- **Problem details**
The entries below should be given again exactly, minus their pictures.

>> start Information shown

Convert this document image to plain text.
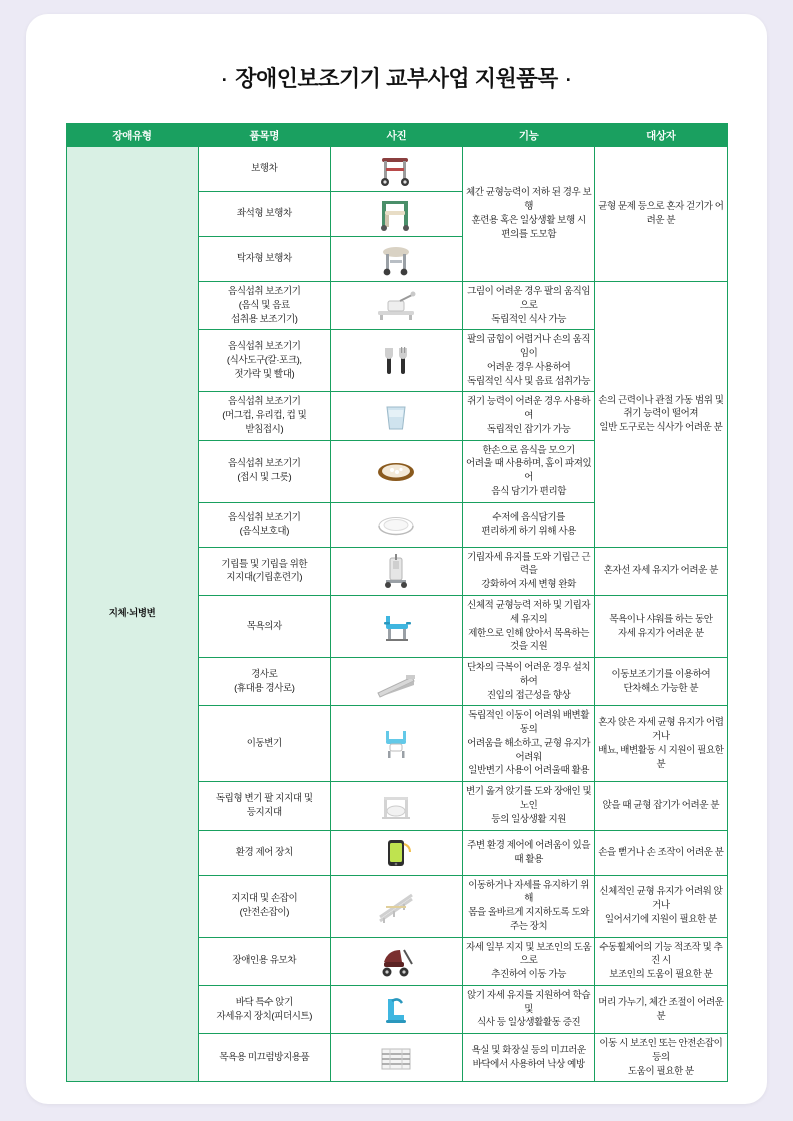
· 장애인보조기기 교부사업 지원품목 ·
장애유형	품목명	사진	기능	대상자
지체·뇌병변	보행차		체간 균형능력이 저하 된 경우 보행
훈련용 혹은 일상생활 보행 시
편의를 도모함	균형 문제 등으로 혼자 걷기가 어려운 분
	좌석형 보행차	

	탁자형 보행차	

	음식섭취 보조기기
(음식 및 음료
섭취용 보조기기)		그림이 어려운 경우 팔의 움직임으로
독립적인 식사 가능	손의 근력이나 관절 가동 범위 및
쥐기 능력이 떨어져
일반 도구로는 식사가 어려운 분
	음식섭취 보조기기
(식사도구(칼·포크),
젓가락 및 빨대)		팔의 굽힘이 어렵거나 손의 움직임이
어려운 경우 사용하여
독립적인 식사 및 음료 섭취가능	
	음식섭취 보조기기
(머그컵, 유리컵, 컵 및
받침접시)		쥐기 능력이 어려운 경우 사용하여
독립적인 잡기가 가능	
	음식섭취 보조기기
(접시 및 그릇)		한손으로 음식을 모으기
어려울 때 사용하며, 홈이 파져있어
음식 담기가 편리함	
	음식섭취 보조기기
(음식보호대)		수저에 음식담기를
편리하게 하기 위해 사용	
	기립틀 및 기립을 위한
지지대(기립훈련기)		기립자세 유지를 도와 기립근 근력을
강화하여 자세 변형 완화	혼자선 자세 유지가 어려운 분
	목욕의자		신체적 균형능력 저하 및 기립자세 유지의
제한으로 인해 앉아서 목욕하는 것을 지원	목욕이나 샤워를 하는 동안
자세 유지가 어려운 분
	경사로
(휴대용 경사로)		단차의 극복이 어려운 경우 설치하여
진입의 접근성을 향상	이동보조기기를 이용하여
단차해소 가능한 분
	이동변기		독립적인 이동이 어려워 배변활동의
어려움을 해소하고, 균형 유지가 어려워
일반변기 사용이 어려울때 활용	혼자 앉은 자세 균형 유지가 어렵거나
배뇨, 배변활동 시 지원이 필요한 분
	독립형 변기 팔 지지대 및
등지지대		변기 옮겨 앉기를 도와 장애인 및 노인
등의 일상생활 지원	앉을 때 균형 잡기가 어려운 분
	환경 제어 장치		주변 환경 제어에 어려움이 있을 때 활용	손을 뻗거나 손 조작이 어려운 분
	지지대 및 손잡이
(안전손잡이)		이동하거나 자세를 유지하기 위해
몸을 올바르게 지지하도록 도와주는 장치	신체적인 균형 유지가 어려워 앉거나
일어서기에 지원이 필요한 분
	장애인용 유모차		자세 일부 지지 및 보조인의 도움으로
추진하여 이동 가능	수동휠체어의 기능 적조작 및 추진 시
보조인의 도움이 필요한 분
	바닥 특수 앉기
자세유지 장치(피더시트)		앉기 자세 유지를 지원하여 학습 및
식사 등 일상생활활동 증진	머리 가누기, 체간 조절이 어려운 분
	목욕용 미끄럼방지용품		욕실 및 화장실 등의 미끄러운
바닥에서 사용하여 낙상 예방	이동 시 보조인 또는 안전손잡이 등의
도움이 필요한 분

>> end Information shown

- **Answer to the problem**
Convert this document image to plain text.
· 장애인보조기기 교부사업 지원품목 ·
장애유형	품목명	사진	기능	대상자
지체·뇌병변	보행차		체간 균형능력이 저하 된 경우 보행
훈련용 혹은 일상생활 보행 시
편의를 도모함	균형 문제 등으로 혼자 걷기가 어려운 분
	좌석형 보행차	

	탁자형 보행차	

	음식섭취 보조기기
(음식 및 음료
섭취용 보조기기)		그림이 어려운 경우 팔의 움직임으로
독립적인 식사 가능	손의 근력이나 관절 가동 범위 및
쥐기 능력이 떨어져
일반 도구로는 식사가 어려운 분
	음식섭취 보조기기
(식사도구(칼·포크),
젓가락 및 빨대)		팔의 굽힘이 어렵거나 손의 움직임이
어려운 경우 사용하여
독립적인 식사 및 음료 섭취가능	
	음식섭취 보조기기
(머그컵, 유리컵, 컵 및
받침접시)		쥐기 능력이 어려운 경우 사용하여
독립적인 잡기가 가능	
	음식섭취 보조기기
(접시 및 그릇)		한손으로 음식을 모으기
어려울 때 사용하며, 홈이 파져있어
음식 담기가 편리함	
	음식섭취 보조기기
(음식보호대)		수저에 음식담기를
편리하게 하기 위해 사용	
	기립틀 및 기립을 위한
지지대(기립훈련기)		기립자세 유지를 도와 기립근 근력을
강화하여 자세 변형 완화	혼자선 자세 유지가 어려운 분
	목욕의자		신체적 균형능력 저하 및 기립자세 유지의
제한으로 인해 앉아서 목욕하는 것을 지원	목욕이나 샤워를 하는 동안
자세 유지가 어려운 분
	경사로
(휴대용 경사로)		단차의 극복이 어려운 경우 설치하여
진입의 접근성을 향상	이동보조기기를 이용하여
단차해소 가능한 분
	이동변기		독립적인 이동이 어려워 배변활동의
어려움을 해소하고, 균형 유지가 어려워
일반변기 사용이 어려울때 활용	혼자 앉은 자세 균형 유지가 어렵거나
배뇨, 배변활동 시 지원이 필요한 분
	독립형 변기 팔 지지대 및
등지지대		변기 옮겨 앉기를 도와 장애인 및 노인
등의 일상생활 지원	앉을 때 균형 잡기가 어려운 분
	환경 제어 장치		주변 환경 제어에 어려움이 있을 때 활용	손을 뻗거나 손 조작이 어려운 분
	지지대 및 손잡이
(안전손잡이)		이동하거나 자세를 유지하기 위해
몸을 올바르게 지지하도록 도와주는 장치	신체적인 균형 유지가 어려워 앉거나
일어서기에 지원이 필요한 분
	장애인용 유모차		자세 일부 지지 및 보조인의 도움으로
추진하여 이동 가능	수동휠체어의 기능 적조작 및 추진 시
보조인의 도움이 필요한 분
	바닥 특수 앉기
자세유지 장치(피더시트)		앉기 자세 유지를 지원하여 학습 및
식사 등 일상생활활동 증진	머리 가누기, 체간 조절이 어려운 분
	목욕용 미끄럼방지용품		욕실 및 화장실 등의 미끄러운
바닥에서 사용하여 낙상 예방	이동 시 보조인 또는 안전손잡이 등의
도움이 필요한 분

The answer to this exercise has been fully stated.